Extracted data entries
····················
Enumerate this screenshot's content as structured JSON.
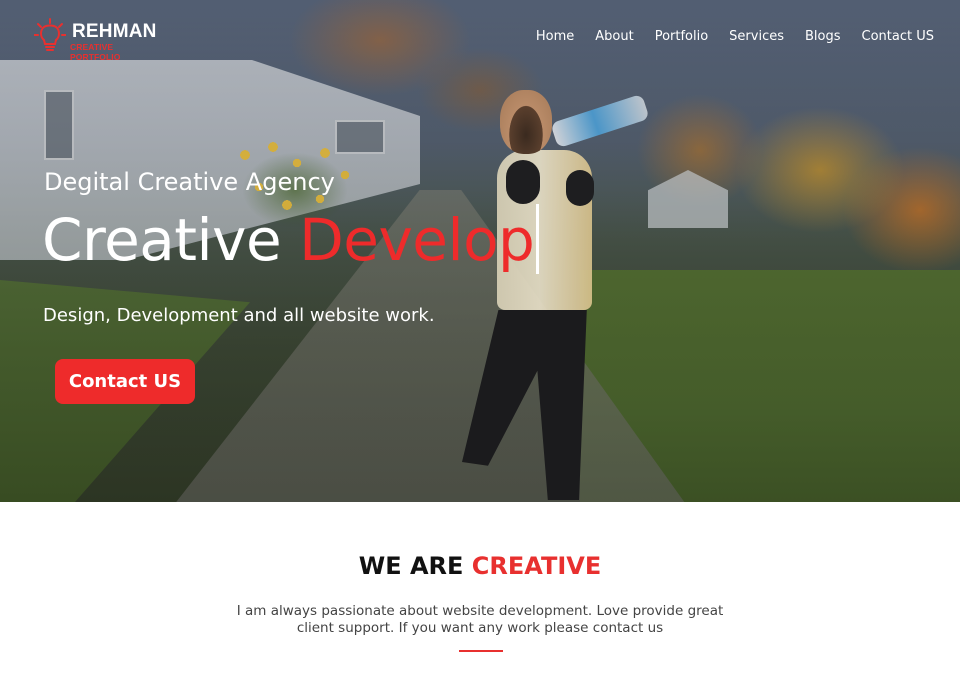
{
  "brand": {
    "name": "REHMAN",
    "tagline": "CREATIVE PORTFOLIO",
    "logo_icon": "lightbulb-icon"
  },
  "nav": {
    "items": [
      {
        "label": "Home"
      },
      {
        "label": "About"
      },
      {
        "label": "Portfolio"
      },
      {
        "label": "Services"
      },
      {
        "label": "Blogs"
      },
      {
        "label": "Contact US"
      }
    ]
  },
  "hero": {
    "kicker": "Degital Creative Agency",
    "title_white": "Creative",
    "title_accent": "Develop",
    "description": "Design, Development and all website work.",
    "cta_label": "Contact US"
  },
  "about": {
    "title_dark": "WE ARE",
    "title_accent": "CREATIVE",
    "text": "I am always passionate about website development. Love provide great client support. If you want any work please contact us"
  },
  "colors": {
    "accent": "#ee2b2b",
    "text_dark": "#111111",
    "text_muted": "#444444"
  }
}
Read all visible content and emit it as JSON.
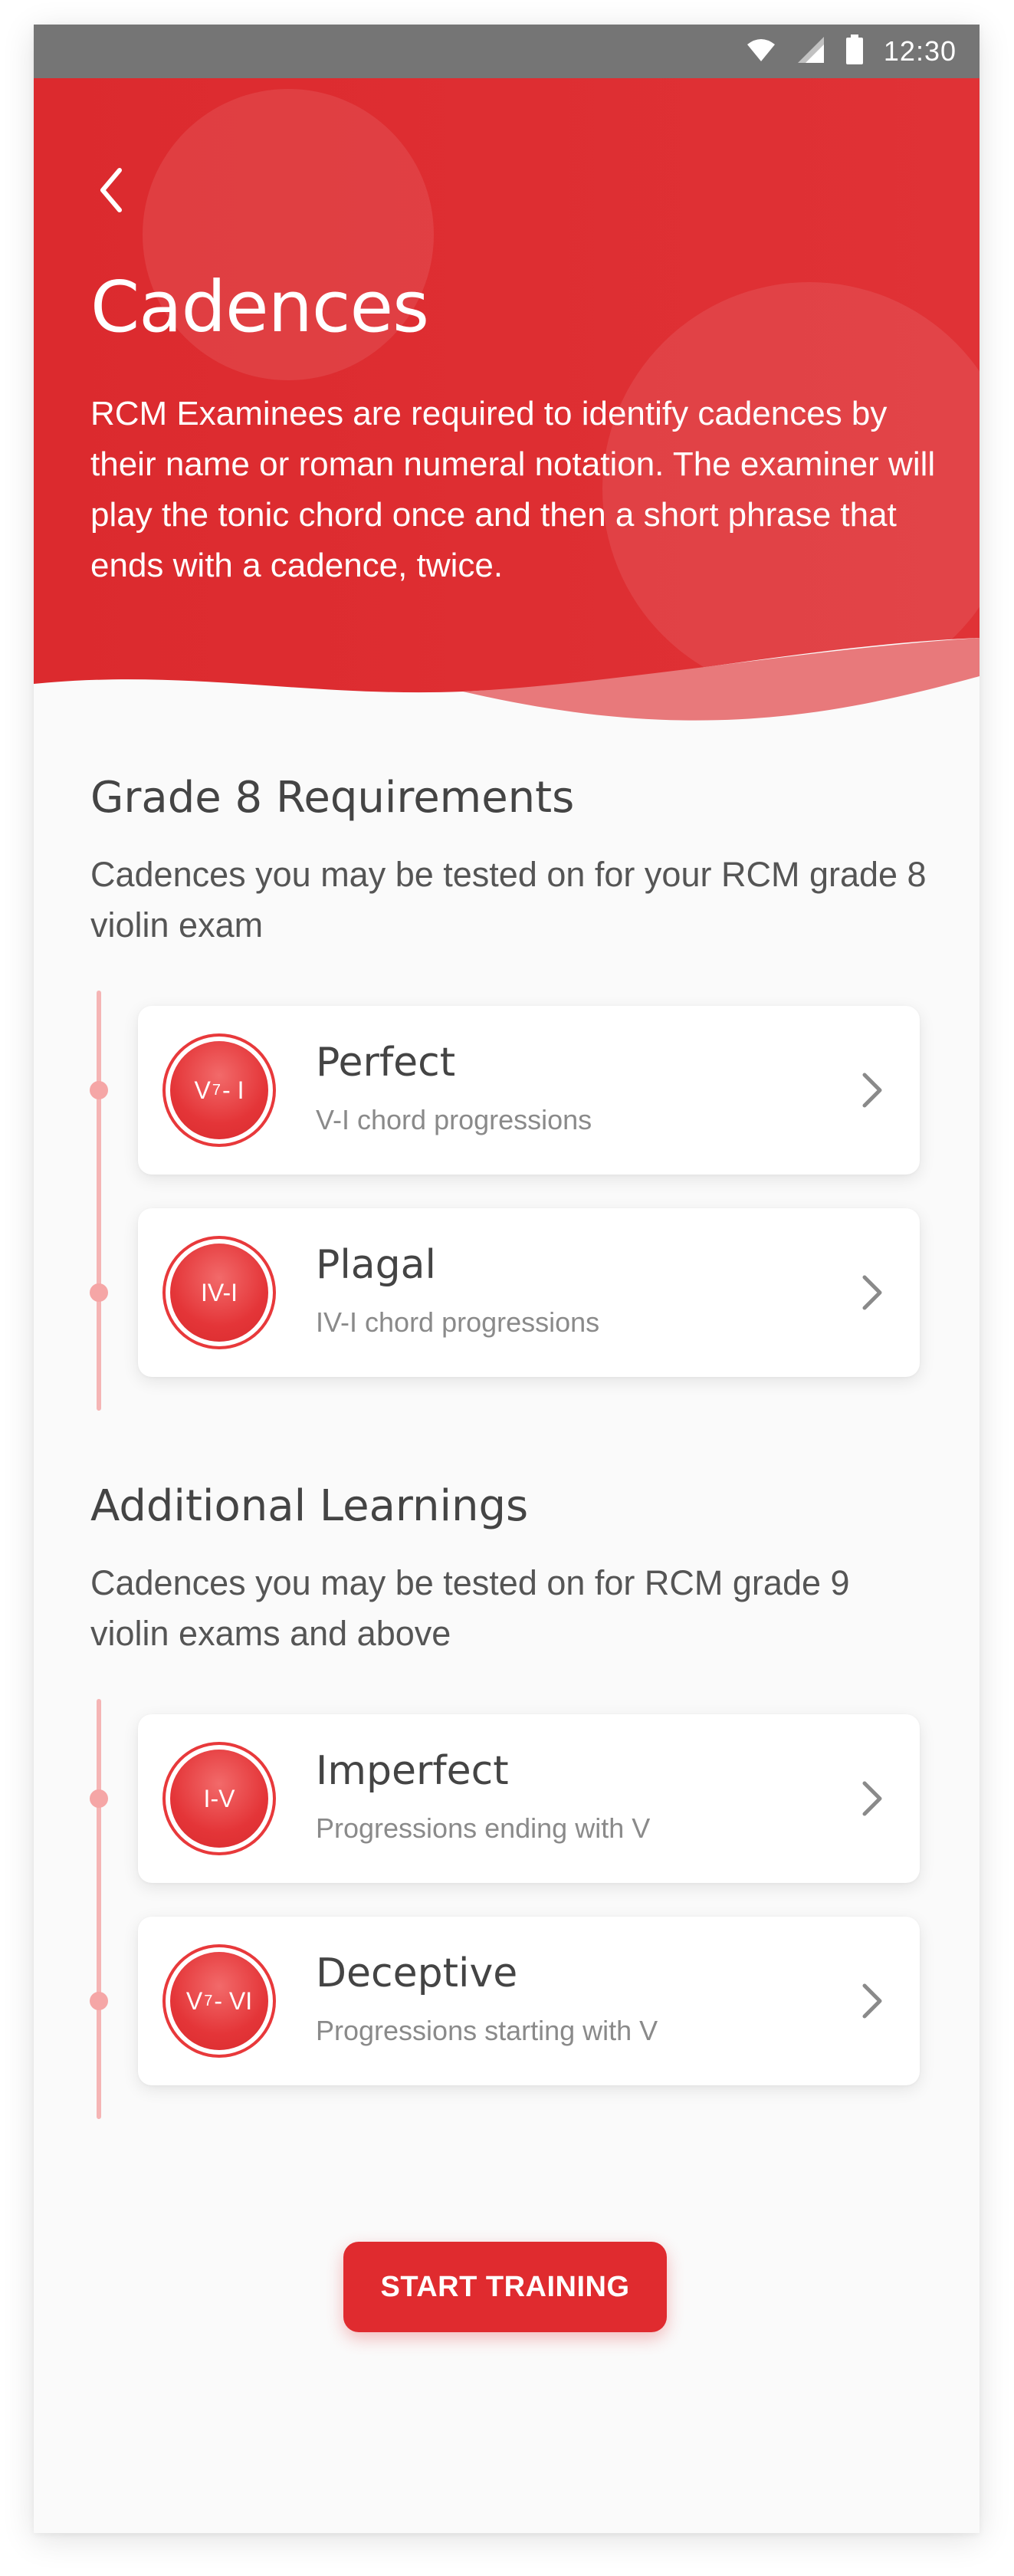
{
  "status_bar": {
    "time": "12:30",
    "icons": [
      "wifi-icon",
      "cell-signal-icon",
      "battery-icon"
    ]
  },
  "header": {
    "back_icon": "chevron-left-icon",
    "title": "Cadences",
    "description": "RCM Examinees are required to identify cadences by their name or roman numeral notation. The examiner will play the tonic chord once and then a short phrase that ends with a cadence, twice."
  },
  "sections": [
    {
      "title": "Grade 8 Requirements",
      "description": "Cadences you may be tested on for your RCM grade 8 violin exam",
      "items": [
        {
          "badge_main": "V",
          "badge_sup": "7",
          "badge_rest": "- I",
          "title": "Perfect",
          "subtitle": "V-I chord progressions"
        },
        {
          "badge_main": "IV-I",
          "badge_sup": "",
          "badge_rest": "",
          "title": "Plagal",
          "subtitle": "IV-I chord progressions"
        }
      ]
    },
    {
      "title": "Additional Learnings",
      "description": "Cadences you may be tested on for RCM grade 9 violin exams and above",
      "items": [
        {
          "badge_main": "I-V",
          "badge_sup": "",
          "badge_rest": "",
          "title": "Imperfect",
          "subtitle": "Progressions ending with V"
        },
        {
          "badge_main": "V",
          "badge_sup": "7",
          "badge_rest": "- VI",
          "title": "Deceptive",
          "subtitle": "Progressions starting with V"
        }
      ]
    }
  ],
  "cta": {
    "label": "START TRAINING"
  },
  "colors": {
    "accent": "#e02b2f",
    "header_red": "#dd2c2f",
    "timeline": "#f5b5b5",
    "background": "#fafafa"
  }
}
····················
- [EXERCISE BRIEF]: Leave out the pictures and output every record above precisely as given.

- [EXERCISE SOLUTION]:
Enumerate this screenshot's content as structured JSON.
{
  "brand": {
    "name": "REHMAN",
    "tagline": "CREATIVE PORTFOLIO",
    "logo_icon": "lightbulb-icon"
  },
  "nav": {
    "items": [
      {
        "label": "Home"
      },
      {
        "label": "About"
      },
      {
        "label": "Portfolio"
      },
      {
        "label": "Services"
      },
      {
        "label": "Blogs"
      },
      {
        "label": "Contact US"
      }
    ]
  },
  "hero": {
    "kicker": "Degital Creative Agency",
    "title_white": "Creative",
    "title_accent": "Develop",
    "description": "Design, Development and all website work.",
    "cta_label": "Contact US"
  },
  "about": {
    "title_dark": "WE ARE",
    "title_accent": "CREATIVE",
    "text": "I am always passionate about website development. Love provide great client support. If you want any work please contact us"
  },
  "colors": {
    "accent": "#ee2b2b",
    "text_dark": "#111111",
    "text_muted": "#444444"
  }
}
Read all visible content and emit it as JSON.
{
  "status_bar": {
    "time": "12:30",
    "icons": [
      "wifi-icon",
      "cell-signal-icon",
      "battery-icon"
    ]
  },
  "header": {
    "back_icon": "chevron-left-icon",
    "title": "Cadences",
    "description": "RCM Examinees are required to identify cadences by their name or roman numeral notation. The examiner will play the tonic chord once and then a short phrase that ends with a cadence, twice."
  },
  "sections": [
    {
      "title": "Grade 8 Requirements",
      "description": "Cadences you may be tested on for your RCM grade 8 violin exam",
      "items": [
        {
          "badge_main": "V",
          "badge_sup": "7",
          "badge_rest": "- I",
          "title": "Perfect",
          "subtitle": "V-I chord progressions"
        },
        {
          "badge_main": "IV-I",
          "badge_sup": "",
          "badge_rest": "",
          "title": "Plagal",
          "subtitle": "IV-I chord progressions"
        }
      ]
    },
    {
      "title": "Additional Learnings",
      "description": "Cadences you may be tested on for RCM grade 9 violin exams and above",
      "items": [
        {
          "badge_main": "I-V",
          "badge_sup": "",
          "badge_rest": "",
          "title": "Imperfect",
          "subtitle": "Progressions ending with V"
        },
        {
          "badge_main": "V",
          "badge_sup": "7",
          "badge_rest": "- VI",
          "title": "Deceptive",
          "subtitle": "Progressions starting with V"
        }
      ]
    }
  ],
  "cta": {
    "label": "START TRAINING"
  },
  "colors": {
    "accent": "#e02b2f",
    "header_red": "#dd2c2f",
    "timeline": "#f5b5b5",
    "background": "#fafafa"
  }
}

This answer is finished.